**REQUEST**
Repeat every line of the material, character for character.

────────────────

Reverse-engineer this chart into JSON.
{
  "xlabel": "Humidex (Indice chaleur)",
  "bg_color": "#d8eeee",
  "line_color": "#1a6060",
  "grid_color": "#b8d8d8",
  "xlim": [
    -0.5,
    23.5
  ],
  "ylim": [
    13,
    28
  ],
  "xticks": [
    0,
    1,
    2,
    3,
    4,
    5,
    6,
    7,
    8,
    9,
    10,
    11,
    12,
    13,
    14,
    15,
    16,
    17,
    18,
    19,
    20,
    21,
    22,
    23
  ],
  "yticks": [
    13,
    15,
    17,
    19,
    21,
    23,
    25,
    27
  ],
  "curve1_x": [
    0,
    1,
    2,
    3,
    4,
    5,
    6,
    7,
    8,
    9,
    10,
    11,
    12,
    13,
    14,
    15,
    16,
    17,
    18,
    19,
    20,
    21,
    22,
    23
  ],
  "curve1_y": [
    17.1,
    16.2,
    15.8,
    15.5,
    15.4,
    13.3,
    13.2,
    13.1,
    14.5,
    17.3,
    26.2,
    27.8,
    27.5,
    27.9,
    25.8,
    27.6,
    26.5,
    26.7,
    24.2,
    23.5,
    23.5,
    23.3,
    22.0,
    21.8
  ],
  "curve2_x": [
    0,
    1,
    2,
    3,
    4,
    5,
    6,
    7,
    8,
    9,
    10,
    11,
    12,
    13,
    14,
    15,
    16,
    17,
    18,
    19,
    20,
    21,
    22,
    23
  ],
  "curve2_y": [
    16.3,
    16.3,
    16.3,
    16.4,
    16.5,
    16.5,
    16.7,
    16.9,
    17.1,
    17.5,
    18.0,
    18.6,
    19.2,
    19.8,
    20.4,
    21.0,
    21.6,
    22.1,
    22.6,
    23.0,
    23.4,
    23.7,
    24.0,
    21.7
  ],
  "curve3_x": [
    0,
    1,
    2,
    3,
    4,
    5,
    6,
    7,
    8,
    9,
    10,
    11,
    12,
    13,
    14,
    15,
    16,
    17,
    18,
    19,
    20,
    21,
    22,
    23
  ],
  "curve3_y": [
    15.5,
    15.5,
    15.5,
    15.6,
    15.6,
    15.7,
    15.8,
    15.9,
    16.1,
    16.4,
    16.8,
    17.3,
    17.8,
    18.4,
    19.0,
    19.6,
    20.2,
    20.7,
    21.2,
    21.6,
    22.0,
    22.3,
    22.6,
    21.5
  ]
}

────────────────

**RESULT**
Reverse-engineer this chart into JSON.
{
  "xlabel": "Humidex (Indice chaleur)",
  "bg_color": "#d8eeee",
  "line_color": "#1a6060",
  "grid_color": "#b8d8d8",
  "xlim": [
    -0.5,
    23.5
  ],
  "ylim": [
    13,
    28
  ],
  "xticks": [
    0,
    1,
    2,
    3,
    4,
    5,
    6,
    7,
    8,
    9,
    10,
    11,
    12,
    13,
    14,
    15,
    16,
    17,
    18,
    19,
    20,
    21,
    22,
    23
  ],
  "yticks": [
    13,
    15,
    17,
    19,
    21,
    23,
    25,
    27
  ],
  "curve1_x": [
    0,
    1,
    2,
    3,
    4,
    5,
    6,
    7,
    8,
    9,
    10,
    11,
    12,
    13,
    14,
    15,
    16,
    17,
    18,
    19,
    20,
    21,
    22,
    23
  ],
  "curve1_y": [
    17.1,
    16.2,
    15.8,
    15.5,
    15.4,
    13.3,
    13.2,
    13.1,
    14.5,
    17.3,
    26.2,
    27.8,
    27.5,
    27.9,
    25.8,
    27.6,
    26.5,
    26.7,
    24.2,
    23.5,
    23.5,
    23.3,
    22.0,
    21.8
  ],
  "curve2_x": [
    0,
    1,
    2,
    3,
    4,
    5,
    6,
    7,
    8,
    9,
    10,
    11,
    12,
    13,
    14,
    15,
    16,
    17,
    18,
    19,
    20,
    21,
    22,
    23
  ],
  "curve2_y": [
    16.3,
    16.3,
    16.3,
    16.4,
    16.5,
    16.5,
    16.7,
    16.9,
    17.1,
    17.5,
    18.0,
    18.6,
    19.2,
    19.8,
    20.4,
    21.0,
    21.6,
    22.1,
    22.6,
    23.0,
    23.4,
    23.7,
    24.0,
    21.7
  ],
  "curve3_x": [
    0,
    1,
    2,
    3,
    4,
    5,
    6,
    7,
    8,
    9,
    10,
    11,
    12,
    13,
    14,
    15,
    16,
    17,
    18,
    19,
    20,
    21,
    22,
    23
  ],
  "curve3_y": [
    15.5,
    15.5,
    15.5,
    15.6,
    15.6,
    15.7,
    15.8,
    15.9,
    16.1,
    16.4,
    16.8,
    17.3,
    17.8,
    18.4,
    19.0,
    19.6,
    20.2,
    20.7,
    21.2,
    21.6,
    22.0,
    22.3,
    22.6,
    21.5
  ]
}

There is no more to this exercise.